[Dataset rows]
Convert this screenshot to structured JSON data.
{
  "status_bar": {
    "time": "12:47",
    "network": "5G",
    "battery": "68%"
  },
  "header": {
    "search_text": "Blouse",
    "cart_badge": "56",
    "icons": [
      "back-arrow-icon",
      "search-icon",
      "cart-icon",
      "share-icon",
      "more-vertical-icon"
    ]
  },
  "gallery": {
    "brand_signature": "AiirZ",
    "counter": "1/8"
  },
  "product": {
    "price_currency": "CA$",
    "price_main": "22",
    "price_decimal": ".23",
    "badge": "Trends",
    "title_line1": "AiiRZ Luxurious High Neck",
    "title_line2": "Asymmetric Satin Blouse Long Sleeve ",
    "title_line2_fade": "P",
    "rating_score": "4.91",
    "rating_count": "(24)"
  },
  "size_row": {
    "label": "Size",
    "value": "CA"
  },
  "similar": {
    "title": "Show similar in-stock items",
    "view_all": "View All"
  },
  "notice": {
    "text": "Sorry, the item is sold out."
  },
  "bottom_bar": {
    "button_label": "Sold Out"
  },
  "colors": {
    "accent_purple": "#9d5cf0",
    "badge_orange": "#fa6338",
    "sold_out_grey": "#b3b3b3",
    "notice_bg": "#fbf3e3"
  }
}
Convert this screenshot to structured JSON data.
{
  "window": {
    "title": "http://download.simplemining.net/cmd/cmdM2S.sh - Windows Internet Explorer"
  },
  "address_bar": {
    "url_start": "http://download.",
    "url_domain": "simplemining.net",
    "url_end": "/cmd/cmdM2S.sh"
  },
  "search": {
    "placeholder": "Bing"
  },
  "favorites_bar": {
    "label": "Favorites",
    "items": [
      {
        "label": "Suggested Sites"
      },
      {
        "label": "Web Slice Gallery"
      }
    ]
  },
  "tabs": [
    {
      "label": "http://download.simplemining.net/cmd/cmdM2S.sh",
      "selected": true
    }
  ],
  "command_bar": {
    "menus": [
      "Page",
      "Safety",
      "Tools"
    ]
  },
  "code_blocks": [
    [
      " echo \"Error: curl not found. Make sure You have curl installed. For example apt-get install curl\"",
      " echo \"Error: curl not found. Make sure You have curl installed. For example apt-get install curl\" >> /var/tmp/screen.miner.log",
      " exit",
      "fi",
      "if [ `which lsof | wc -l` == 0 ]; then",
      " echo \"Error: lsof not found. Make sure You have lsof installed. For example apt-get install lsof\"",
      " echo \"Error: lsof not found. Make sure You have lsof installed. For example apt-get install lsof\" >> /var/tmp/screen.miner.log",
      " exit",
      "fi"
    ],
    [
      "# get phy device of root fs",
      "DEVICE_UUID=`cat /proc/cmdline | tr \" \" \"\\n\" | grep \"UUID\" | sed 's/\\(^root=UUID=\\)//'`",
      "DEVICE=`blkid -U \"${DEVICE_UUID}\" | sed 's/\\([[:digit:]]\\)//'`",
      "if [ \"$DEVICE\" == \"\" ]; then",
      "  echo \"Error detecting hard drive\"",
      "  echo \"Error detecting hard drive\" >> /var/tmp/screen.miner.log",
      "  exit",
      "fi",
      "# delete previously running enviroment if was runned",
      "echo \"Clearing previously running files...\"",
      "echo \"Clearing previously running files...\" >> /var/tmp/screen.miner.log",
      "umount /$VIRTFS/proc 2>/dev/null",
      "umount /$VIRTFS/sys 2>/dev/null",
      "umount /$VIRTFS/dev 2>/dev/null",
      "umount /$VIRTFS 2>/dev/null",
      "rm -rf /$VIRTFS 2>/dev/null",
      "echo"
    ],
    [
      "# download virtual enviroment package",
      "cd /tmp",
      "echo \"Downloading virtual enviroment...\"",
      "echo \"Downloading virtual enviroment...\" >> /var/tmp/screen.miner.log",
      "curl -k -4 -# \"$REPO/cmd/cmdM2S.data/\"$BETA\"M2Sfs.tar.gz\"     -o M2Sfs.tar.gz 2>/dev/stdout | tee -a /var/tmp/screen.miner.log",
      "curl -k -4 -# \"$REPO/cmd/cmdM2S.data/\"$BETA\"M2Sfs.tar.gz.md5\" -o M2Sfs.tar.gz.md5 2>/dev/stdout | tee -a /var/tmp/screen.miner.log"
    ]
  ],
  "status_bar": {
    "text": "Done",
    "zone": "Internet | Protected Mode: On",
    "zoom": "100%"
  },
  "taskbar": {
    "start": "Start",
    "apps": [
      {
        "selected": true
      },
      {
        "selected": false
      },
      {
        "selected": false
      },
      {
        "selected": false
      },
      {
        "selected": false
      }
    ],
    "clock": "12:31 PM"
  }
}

Directions for this task: Find every line in the records above that contains the word "null", and copy each one.

Result:
      "umount /$VIRTFS/proc 2>/dev/null",
      "umount /$VIRTFS/sys 2>/dev/null",
      "umount /$VIRTFS/dev 2>/dev/null",
      "umount /$VIRTFS 2>/dev/null",
      "rm -rf /$VIRTFS 2>/dev/null",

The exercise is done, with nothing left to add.